Stored data entries
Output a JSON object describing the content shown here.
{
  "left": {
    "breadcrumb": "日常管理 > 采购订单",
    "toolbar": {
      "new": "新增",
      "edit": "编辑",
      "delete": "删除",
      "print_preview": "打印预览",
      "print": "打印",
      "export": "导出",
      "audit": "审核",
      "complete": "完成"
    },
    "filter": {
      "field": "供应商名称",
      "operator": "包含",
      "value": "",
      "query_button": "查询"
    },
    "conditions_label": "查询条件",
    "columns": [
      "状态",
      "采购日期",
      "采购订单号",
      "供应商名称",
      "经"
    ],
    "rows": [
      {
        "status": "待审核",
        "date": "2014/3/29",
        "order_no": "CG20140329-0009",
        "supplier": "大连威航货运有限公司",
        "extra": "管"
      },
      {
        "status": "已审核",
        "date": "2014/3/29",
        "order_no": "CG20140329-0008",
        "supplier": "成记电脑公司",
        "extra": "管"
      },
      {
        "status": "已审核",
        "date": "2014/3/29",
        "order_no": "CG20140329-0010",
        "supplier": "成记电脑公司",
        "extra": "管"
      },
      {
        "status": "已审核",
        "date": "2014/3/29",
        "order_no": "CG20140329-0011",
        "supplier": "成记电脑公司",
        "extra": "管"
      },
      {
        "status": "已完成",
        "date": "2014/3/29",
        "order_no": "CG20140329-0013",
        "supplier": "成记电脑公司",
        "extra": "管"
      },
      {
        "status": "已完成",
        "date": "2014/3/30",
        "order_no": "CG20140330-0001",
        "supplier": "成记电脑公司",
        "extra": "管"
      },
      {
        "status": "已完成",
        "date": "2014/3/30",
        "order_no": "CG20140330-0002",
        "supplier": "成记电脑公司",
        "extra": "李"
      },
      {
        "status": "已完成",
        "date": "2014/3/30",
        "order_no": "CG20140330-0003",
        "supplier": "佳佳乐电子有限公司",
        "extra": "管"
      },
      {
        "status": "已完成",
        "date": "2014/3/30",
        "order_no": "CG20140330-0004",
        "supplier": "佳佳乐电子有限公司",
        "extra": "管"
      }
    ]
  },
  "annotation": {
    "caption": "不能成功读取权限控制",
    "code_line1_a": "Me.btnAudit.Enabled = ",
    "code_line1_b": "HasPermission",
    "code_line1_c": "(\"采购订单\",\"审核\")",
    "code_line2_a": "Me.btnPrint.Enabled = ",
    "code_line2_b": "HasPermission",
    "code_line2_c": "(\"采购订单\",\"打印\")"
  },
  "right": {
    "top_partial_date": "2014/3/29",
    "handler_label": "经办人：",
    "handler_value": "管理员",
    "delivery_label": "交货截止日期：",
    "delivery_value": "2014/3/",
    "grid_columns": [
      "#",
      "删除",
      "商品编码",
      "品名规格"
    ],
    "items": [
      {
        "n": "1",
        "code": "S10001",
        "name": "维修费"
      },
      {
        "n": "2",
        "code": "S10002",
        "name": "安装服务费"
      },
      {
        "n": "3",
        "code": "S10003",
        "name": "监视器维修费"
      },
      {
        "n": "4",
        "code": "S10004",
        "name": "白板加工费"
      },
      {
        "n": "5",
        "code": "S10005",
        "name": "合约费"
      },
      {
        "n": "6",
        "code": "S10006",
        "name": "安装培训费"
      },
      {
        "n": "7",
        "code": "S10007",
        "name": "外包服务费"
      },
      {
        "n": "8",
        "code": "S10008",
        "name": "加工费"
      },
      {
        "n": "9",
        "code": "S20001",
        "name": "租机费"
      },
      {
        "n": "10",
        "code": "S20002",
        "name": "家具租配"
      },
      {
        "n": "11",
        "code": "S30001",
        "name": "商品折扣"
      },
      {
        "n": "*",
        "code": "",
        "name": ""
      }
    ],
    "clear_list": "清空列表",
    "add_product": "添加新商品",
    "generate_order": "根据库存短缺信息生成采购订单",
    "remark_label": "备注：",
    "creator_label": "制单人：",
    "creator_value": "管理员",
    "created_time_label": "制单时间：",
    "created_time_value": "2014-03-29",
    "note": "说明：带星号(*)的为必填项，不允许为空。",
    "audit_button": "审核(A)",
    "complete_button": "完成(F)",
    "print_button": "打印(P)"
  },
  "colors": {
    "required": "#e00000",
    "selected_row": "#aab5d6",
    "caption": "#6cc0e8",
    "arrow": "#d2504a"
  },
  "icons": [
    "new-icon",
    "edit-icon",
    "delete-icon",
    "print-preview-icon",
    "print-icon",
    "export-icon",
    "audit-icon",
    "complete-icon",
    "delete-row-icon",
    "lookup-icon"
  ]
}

> **What to do**:
Scan the lines for the string "name". Copy out each line that matches.

> **Completed exercise**:
        "name": "维修费"
        "name": "安装服务费"
        "name": "监视器维修费"
        "name": "白板加工费"
        "name": "合约费"
        "name": "安装培训费"
        "name": "外包服务费"
        "name": "加工费"
        "name": "租机费"
        "name": "家具租配"
        "name": "商品折扣"
        "name": ""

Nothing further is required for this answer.